## PAGE EXCERPT
Active Directory is the Windows implementation of lightweight directory-access protocol (LDAP) services. Active Directory stores the topology information about the domain, keeps the domain-based user and group accounts and passwords, and provides a domain-based store for Windows features that need it, such as Windows group policy. Administrators use group policies to establish uniform standards for desktop preferences and software. For many corporate information-technology groups, uniformity drastically reduces the cost of computing.

19.7 Programmer Interface

The Win32 API is the fundamental interface to the capabilities of Windows. This section describes five main aspects of the Win32 API: access to kernel objects, sharing of objects between processes, process management, interprocess communication, and memory management.

19.7.1 Access to Kernel Objects

The Windows kernel provides many services that application programs can use. Application programs obtain these services by manipulating kernel objects. A process gains access to a kernel object named XXX by calling the CreateXXX function to open a handle to an instance of XXX. This handle is unique to the process. Depending on which object is being opened, if the Create() function fails, it may return 0, or it may return a special constant named INVALID_HANDLE_VALUE. A process can close any handle by calling the CloseHandle() function, and the system may delete the object if the count of handles referencing the object in all processes drops to zero.

19.7.2 Sharing Objects between Processes

Windows provides three ways to share objects between processes. The first way is for a child process to inherit a handle to the object. When the parent calls the CreateXXX function, the parent supplies a SECURITIES_ATTRIBUTES structure with the bInheritHandle field set to TRUE. This field creates an inheritable handle. Next, the child process is created, passing a value of TRUE to the CreateProcess() function's bInheritHandle argument. Figure 19.8 shows a code sample that creates a semaphore handle inherited by a child process.

Assuming the child process knows which handles are shared, the parent and child can achieve interprocess communication through the shared objects. In the example in Figure 19.8, the child process gets the value of the handle from the first command-line argument and then shares the semaphore with the parent process.

The second way to share objects is for one process to give the object a name when the object is created and for the second process to open the name. This method has two drawbacks: Windows does not provide a way to check whether an object with the chosen name already exists, and the object name space is global, without regard to the object type. For instance, two applications may create and share a single object named “foo” when two distinct objects—possibly of different types—were desired.

image

Figure 19.8 Code enabling a child to share an object by inheriting a handle.

Source records
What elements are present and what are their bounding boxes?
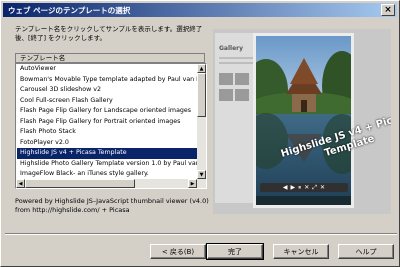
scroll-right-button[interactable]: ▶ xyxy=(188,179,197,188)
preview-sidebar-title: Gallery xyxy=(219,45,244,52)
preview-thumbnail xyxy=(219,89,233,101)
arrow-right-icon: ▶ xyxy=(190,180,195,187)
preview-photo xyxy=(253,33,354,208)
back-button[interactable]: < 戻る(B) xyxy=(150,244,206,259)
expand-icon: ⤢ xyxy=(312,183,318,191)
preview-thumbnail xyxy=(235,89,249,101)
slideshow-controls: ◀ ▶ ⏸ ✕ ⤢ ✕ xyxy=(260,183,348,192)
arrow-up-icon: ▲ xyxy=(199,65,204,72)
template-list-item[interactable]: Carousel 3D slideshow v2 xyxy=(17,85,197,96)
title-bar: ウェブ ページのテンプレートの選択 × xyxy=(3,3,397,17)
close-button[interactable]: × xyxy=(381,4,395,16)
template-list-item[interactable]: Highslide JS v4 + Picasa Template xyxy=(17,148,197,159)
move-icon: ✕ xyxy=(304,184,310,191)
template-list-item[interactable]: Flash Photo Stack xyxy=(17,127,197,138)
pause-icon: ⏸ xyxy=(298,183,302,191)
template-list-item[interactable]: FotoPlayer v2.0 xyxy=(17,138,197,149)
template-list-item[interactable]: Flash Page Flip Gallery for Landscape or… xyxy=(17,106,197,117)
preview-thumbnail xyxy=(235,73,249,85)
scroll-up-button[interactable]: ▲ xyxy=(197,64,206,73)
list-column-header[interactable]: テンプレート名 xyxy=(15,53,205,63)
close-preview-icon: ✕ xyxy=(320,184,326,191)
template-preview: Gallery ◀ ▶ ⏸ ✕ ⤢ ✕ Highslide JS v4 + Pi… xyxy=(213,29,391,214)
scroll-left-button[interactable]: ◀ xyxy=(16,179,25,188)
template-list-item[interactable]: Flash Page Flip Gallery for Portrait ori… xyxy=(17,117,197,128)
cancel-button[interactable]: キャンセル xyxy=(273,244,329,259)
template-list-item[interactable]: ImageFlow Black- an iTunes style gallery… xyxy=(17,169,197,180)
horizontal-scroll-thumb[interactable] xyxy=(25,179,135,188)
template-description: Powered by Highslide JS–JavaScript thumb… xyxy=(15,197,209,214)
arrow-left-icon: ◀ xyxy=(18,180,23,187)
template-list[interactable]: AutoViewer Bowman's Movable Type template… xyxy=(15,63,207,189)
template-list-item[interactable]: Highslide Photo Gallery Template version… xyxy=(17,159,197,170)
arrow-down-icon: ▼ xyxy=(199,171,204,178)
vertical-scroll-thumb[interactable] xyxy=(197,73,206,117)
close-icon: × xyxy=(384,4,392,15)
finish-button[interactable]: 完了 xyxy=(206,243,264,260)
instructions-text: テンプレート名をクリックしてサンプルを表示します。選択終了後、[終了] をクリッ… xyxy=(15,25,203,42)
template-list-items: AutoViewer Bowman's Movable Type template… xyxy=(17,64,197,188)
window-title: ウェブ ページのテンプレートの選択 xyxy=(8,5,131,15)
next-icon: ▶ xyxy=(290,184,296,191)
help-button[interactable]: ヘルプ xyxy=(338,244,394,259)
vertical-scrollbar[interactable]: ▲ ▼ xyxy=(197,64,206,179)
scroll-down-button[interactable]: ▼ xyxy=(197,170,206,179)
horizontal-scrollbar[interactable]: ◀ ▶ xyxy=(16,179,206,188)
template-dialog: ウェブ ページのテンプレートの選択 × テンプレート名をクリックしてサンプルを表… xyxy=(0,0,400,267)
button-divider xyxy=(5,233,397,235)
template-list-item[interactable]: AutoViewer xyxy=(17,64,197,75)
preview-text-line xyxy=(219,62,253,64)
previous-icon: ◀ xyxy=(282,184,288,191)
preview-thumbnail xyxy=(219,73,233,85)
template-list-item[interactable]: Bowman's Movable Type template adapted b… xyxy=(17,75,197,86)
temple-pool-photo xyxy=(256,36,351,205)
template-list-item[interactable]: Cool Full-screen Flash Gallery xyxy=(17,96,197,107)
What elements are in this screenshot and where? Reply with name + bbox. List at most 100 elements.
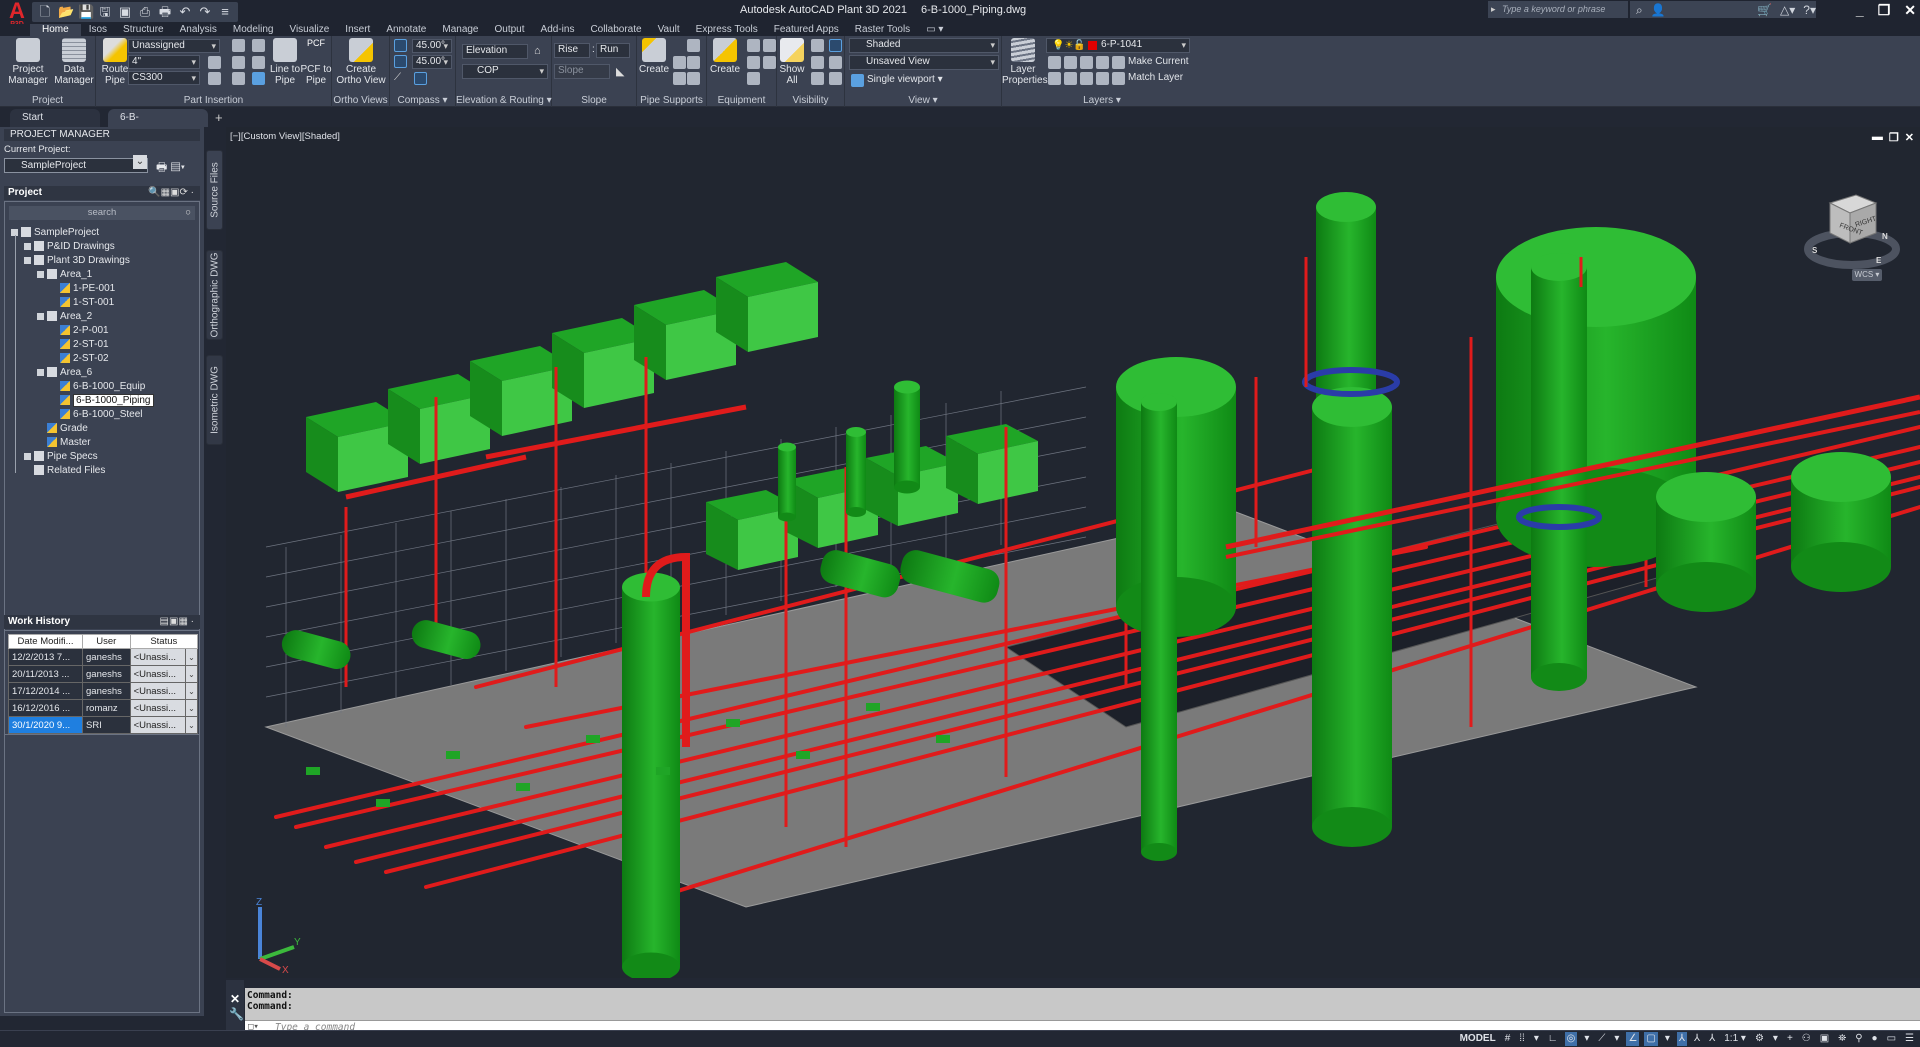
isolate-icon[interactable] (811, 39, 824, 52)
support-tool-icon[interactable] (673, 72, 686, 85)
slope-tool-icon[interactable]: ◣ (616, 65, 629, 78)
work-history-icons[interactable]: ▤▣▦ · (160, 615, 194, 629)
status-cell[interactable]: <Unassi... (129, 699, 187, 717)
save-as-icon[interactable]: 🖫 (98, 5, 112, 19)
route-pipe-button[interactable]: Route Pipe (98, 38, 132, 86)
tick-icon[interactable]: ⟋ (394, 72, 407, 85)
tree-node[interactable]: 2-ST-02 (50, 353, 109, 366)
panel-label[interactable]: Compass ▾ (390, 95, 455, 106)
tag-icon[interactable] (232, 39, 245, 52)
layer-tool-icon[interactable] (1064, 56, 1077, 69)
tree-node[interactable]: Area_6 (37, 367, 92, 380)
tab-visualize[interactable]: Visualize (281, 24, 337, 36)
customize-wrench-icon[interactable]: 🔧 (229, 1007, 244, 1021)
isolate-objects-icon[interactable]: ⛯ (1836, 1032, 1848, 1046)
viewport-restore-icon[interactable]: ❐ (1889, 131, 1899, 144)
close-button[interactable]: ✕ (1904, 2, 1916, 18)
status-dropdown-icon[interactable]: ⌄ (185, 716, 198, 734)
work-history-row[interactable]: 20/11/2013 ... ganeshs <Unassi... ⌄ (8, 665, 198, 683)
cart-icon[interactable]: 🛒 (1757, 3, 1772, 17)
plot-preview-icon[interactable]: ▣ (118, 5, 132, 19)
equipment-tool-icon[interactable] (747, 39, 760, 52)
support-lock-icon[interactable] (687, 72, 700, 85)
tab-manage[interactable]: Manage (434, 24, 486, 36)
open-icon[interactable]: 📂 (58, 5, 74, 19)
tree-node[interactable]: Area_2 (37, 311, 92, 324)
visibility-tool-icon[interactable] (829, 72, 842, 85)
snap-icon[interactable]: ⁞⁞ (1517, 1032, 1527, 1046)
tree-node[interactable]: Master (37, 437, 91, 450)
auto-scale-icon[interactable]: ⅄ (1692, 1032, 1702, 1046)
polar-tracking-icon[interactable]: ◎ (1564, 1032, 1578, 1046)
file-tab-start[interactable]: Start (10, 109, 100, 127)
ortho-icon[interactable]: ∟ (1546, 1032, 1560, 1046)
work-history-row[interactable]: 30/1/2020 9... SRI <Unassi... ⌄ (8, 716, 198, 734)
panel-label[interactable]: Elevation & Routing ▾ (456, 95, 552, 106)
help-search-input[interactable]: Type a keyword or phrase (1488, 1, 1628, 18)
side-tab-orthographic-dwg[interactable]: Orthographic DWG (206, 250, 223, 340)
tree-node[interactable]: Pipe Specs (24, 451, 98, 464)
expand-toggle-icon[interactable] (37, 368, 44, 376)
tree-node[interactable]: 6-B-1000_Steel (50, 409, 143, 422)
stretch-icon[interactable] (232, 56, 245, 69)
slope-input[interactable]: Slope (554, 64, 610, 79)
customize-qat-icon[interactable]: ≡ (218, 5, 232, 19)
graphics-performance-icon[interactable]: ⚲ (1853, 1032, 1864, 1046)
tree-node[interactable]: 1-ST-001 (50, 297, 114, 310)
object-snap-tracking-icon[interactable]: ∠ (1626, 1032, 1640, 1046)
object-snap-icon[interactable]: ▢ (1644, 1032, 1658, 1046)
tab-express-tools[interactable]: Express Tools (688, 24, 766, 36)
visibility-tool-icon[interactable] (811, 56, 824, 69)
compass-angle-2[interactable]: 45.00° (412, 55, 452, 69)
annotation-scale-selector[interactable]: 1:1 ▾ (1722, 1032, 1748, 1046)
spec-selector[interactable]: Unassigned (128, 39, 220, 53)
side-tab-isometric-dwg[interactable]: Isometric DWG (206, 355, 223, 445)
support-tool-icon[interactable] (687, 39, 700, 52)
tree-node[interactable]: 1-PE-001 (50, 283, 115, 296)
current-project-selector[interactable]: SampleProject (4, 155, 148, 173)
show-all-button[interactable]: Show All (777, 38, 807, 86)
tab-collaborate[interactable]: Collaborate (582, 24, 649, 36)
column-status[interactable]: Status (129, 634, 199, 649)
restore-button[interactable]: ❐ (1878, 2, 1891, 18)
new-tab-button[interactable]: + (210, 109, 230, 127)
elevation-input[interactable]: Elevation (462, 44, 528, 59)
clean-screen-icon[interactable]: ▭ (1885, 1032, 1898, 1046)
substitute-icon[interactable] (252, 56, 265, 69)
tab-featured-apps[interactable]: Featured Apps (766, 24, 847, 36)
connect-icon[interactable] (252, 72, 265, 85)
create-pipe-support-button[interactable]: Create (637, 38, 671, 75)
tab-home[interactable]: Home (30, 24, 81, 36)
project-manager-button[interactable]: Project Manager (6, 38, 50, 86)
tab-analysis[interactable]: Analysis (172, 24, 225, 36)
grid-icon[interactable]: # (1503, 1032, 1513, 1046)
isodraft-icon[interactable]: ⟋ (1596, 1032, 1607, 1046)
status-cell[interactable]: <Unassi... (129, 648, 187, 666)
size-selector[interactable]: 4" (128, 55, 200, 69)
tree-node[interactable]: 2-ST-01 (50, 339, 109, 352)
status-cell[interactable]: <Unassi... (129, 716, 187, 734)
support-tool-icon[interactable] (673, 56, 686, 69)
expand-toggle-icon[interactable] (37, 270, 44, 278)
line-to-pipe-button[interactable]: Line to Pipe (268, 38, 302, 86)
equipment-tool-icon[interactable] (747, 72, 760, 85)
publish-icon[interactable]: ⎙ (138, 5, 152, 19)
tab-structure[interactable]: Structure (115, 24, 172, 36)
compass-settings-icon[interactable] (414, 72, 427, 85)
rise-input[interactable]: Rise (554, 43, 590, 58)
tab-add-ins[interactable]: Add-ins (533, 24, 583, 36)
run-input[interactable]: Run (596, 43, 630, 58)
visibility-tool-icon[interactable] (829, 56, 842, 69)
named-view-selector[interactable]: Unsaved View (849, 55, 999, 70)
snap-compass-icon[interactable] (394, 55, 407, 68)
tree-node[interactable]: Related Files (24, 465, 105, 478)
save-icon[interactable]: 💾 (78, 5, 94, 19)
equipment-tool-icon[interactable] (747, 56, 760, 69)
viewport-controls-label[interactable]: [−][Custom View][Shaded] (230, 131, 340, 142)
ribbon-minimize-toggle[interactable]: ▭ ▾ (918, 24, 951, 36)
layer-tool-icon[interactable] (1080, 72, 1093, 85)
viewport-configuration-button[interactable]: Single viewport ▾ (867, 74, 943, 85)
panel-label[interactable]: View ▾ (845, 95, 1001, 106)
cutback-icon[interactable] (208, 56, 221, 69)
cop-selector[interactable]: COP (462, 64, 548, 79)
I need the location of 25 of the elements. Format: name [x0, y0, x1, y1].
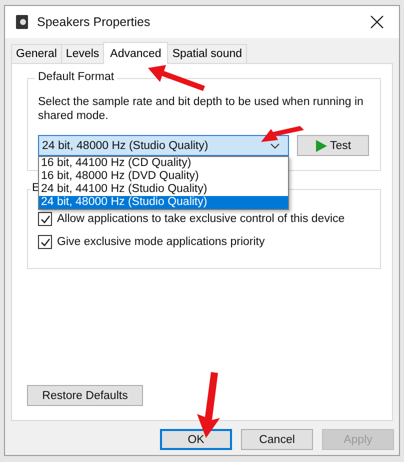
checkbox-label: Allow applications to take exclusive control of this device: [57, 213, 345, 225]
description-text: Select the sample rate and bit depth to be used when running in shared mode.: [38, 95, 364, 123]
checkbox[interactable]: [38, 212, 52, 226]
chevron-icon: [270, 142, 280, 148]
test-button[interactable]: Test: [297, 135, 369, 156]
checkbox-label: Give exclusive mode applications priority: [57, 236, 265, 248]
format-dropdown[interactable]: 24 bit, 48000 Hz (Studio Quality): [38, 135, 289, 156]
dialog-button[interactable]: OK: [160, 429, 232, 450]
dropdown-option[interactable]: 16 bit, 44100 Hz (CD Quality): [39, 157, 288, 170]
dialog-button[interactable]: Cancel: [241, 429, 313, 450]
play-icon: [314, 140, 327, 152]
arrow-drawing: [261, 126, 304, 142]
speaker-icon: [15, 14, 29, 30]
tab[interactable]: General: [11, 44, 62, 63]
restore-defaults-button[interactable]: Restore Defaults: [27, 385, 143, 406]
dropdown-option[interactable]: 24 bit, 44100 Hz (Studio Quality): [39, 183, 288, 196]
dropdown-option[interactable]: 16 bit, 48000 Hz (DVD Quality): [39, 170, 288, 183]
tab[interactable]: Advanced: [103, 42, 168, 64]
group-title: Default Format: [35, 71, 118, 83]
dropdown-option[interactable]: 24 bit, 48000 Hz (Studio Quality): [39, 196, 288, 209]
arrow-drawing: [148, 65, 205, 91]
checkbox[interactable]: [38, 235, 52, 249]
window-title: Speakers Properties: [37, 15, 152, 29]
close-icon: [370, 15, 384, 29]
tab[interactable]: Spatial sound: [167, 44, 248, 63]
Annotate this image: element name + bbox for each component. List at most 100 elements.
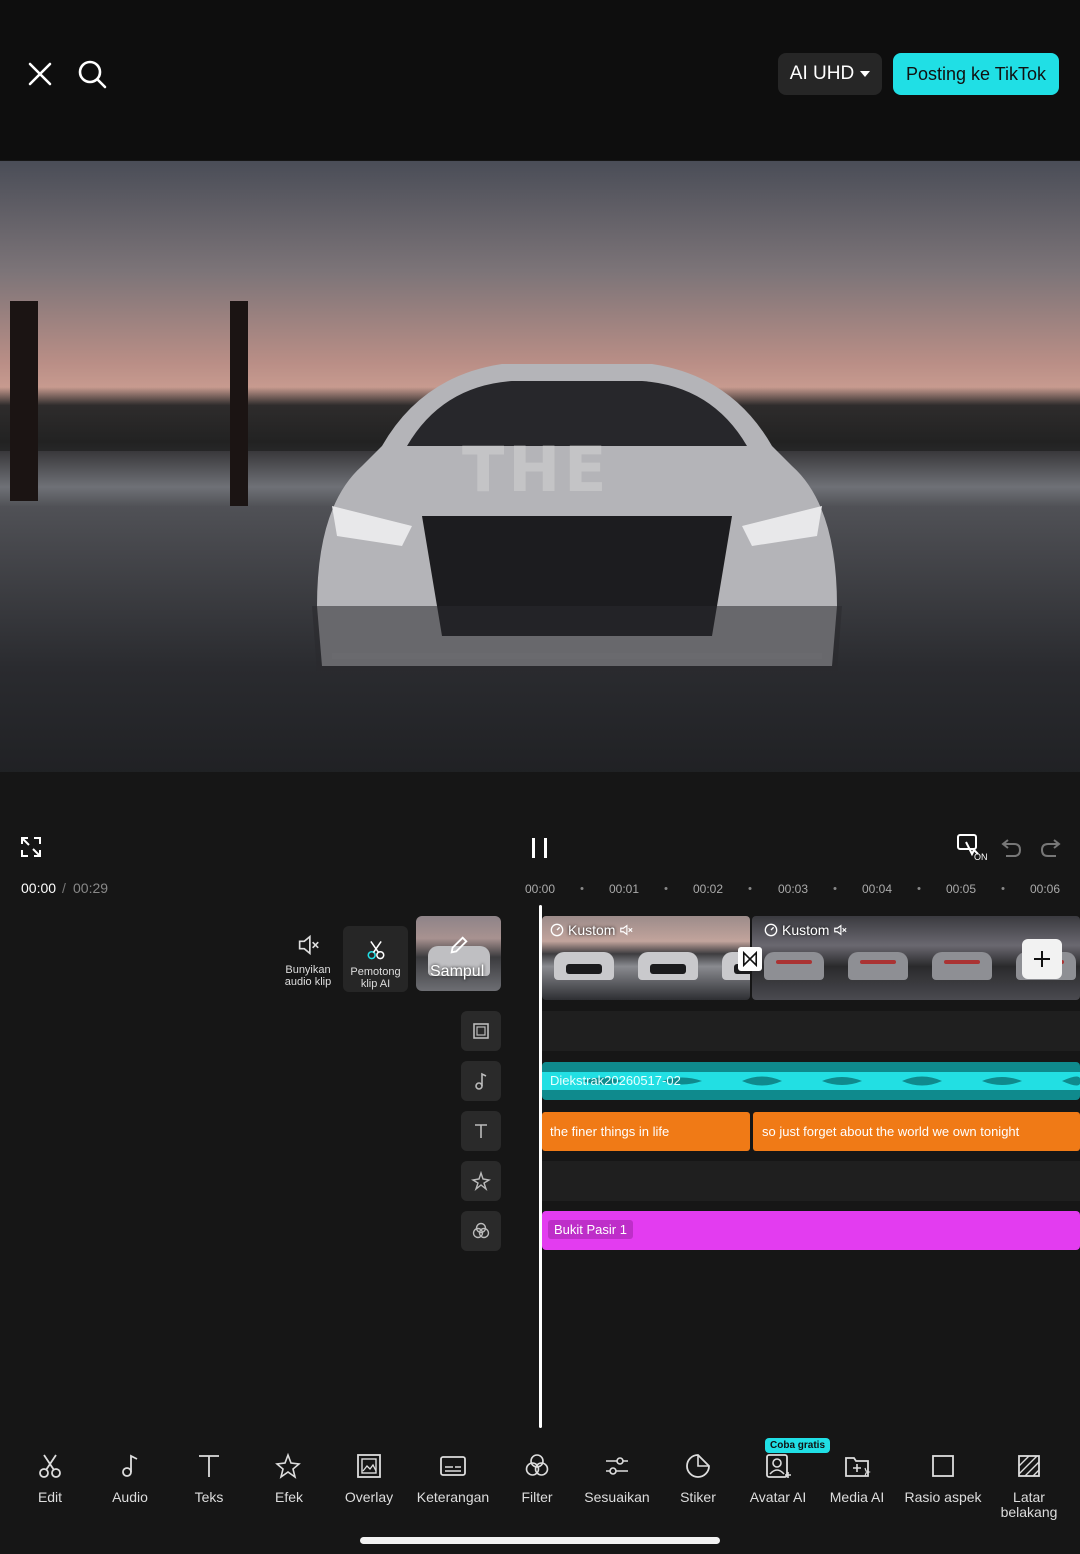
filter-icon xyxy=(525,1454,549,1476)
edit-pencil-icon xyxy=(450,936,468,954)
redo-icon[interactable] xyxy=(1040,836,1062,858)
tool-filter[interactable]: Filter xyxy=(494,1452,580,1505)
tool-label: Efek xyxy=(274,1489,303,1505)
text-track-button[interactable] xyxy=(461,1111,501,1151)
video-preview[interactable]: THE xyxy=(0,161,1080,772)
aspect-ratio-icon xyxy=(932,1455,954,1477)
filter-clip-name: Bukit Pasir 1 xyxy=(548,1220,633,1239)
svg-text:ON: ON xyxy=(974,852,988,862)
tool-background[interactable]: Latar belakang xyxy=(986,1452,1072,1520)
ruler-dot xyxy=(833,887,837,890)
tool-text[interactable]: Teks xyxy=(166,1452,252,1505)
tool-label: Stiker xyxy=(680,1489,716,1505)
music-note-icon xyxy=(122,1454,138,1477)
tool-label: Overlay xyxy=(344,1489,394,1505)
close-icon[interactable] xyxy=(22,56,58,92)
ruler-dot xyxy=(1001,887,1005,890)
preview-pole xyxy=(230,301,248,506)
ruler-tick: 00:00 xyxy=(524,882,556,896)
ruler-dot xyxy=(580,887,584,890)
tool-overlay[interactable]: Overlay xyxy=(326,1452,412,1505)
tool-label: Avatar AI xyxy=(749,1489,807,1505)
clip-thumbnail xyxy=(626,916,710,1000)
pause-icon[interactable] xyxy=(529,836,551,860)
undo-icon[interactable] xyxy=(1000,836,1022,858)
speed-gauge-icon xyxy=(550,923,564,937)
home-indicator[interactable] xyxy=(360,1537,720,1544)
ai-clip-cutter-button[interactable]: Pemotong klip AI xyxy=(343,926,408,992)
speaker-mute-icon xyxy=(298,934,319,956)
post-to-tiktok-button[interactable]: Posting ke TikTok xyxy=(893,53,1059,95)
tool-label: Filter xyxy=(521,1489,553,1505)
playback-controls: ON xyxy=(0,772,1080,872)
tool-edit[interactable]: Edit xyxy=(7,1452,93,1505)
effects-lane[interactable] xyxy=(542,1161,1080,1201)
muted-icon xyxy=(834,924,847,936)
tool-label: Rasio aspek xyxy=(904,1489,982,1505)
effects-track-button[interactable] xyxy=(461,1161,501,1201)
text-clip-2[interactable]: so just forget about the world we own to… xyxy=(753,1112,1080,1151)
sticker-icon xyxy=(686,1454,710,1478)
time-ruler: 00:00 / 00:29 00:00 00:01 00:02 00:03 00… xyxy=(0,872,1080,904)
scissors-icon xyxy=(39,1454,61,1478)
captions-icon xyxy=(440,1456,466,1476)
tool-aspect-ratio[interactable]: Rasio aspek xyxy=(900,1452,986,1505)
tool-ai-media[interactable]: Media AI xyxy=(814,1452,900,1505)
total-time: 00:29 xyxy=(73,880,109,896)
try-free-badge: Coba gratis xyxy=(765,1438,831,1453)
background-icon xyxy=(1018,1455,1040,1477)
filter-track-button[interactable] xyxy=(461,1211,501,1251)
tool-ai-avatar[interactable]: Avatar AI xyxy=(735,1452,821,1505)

## PROBLEMS
1. In the Windows programmer interface text, what can a Create() function return when it fails?
2. Repeat the part of the Windows programmer interface text that opens with the words containing "The Win32 API is" and closes with "and memory management.".
3. Please carry on the Windows programmer interface text from the point where it stops.

## ANSWERS PROVIDED
1. Depending on the object being opened, it may return 0 or a special constant named INVALID_HANDLE_VALUE.

2.
The Win32 API is the fundamental interface to the capabilities of Windows. This section describes five main aspects of the Win32 API: access to kernel objects, sharing of objects between processes, process management, interprocess communication, and memory management.

3.
Named objects have the advantage that unrelated processes can readily share them. The first process calls one of the CreateXXX functions and supplies a name as a parameter. The second process gets a handle to share the object by calling OpenXXX() (or CreateXXX) with the same name, as shown in the example in Figure 19.9.

The third way to share objects is via the DuplicateHandle() function. This method requires some other method of interprocess communication to pass the duplicated handle. Given a handle to a process and the value of a handle within that process, a second process can get a handle to the same object and thus share it. An example of this method is shown in Figure 19.10.

19.7.3 Process Management

In Windows, a process is a loaded instance of an application and a thread is an executable unit of code that can be scheduled by the kernel dispatcher. Thus, a process contains one or more threads. A process is created when a thread in some other process calls the CreateProcess() API. This routine loads any dynamic link libraries used by the process and creates an initial thread in the process. Additional threads can be created by the CreateThread() function. Each thread is created with its own stack, which defaults to 1 MB unless otherwise specified in an argument to CreateThread().

image

Figure 19.9 Code for sharing an object by name lookup.

image

Figure 19.10 Code for sharing an object by passing a handle.

19.7.3.1 Scheduling Rule

Priorities in the Win32 environment are based on the native kernel (NT) scheduling model, but not all priority values may be chosen. The Win32 API uses four priority classes:

  1. IDLE_PRIORITY_CLASS (NT priority level 4)
  2. NORMAL_PRIORITY_CLASS (NT priority level 8)
  3. HIGH_PRIORITY_CLASS (NT priority level 13)
  4. REALTIME_PRIORITY_CLASS (NT priority level 24)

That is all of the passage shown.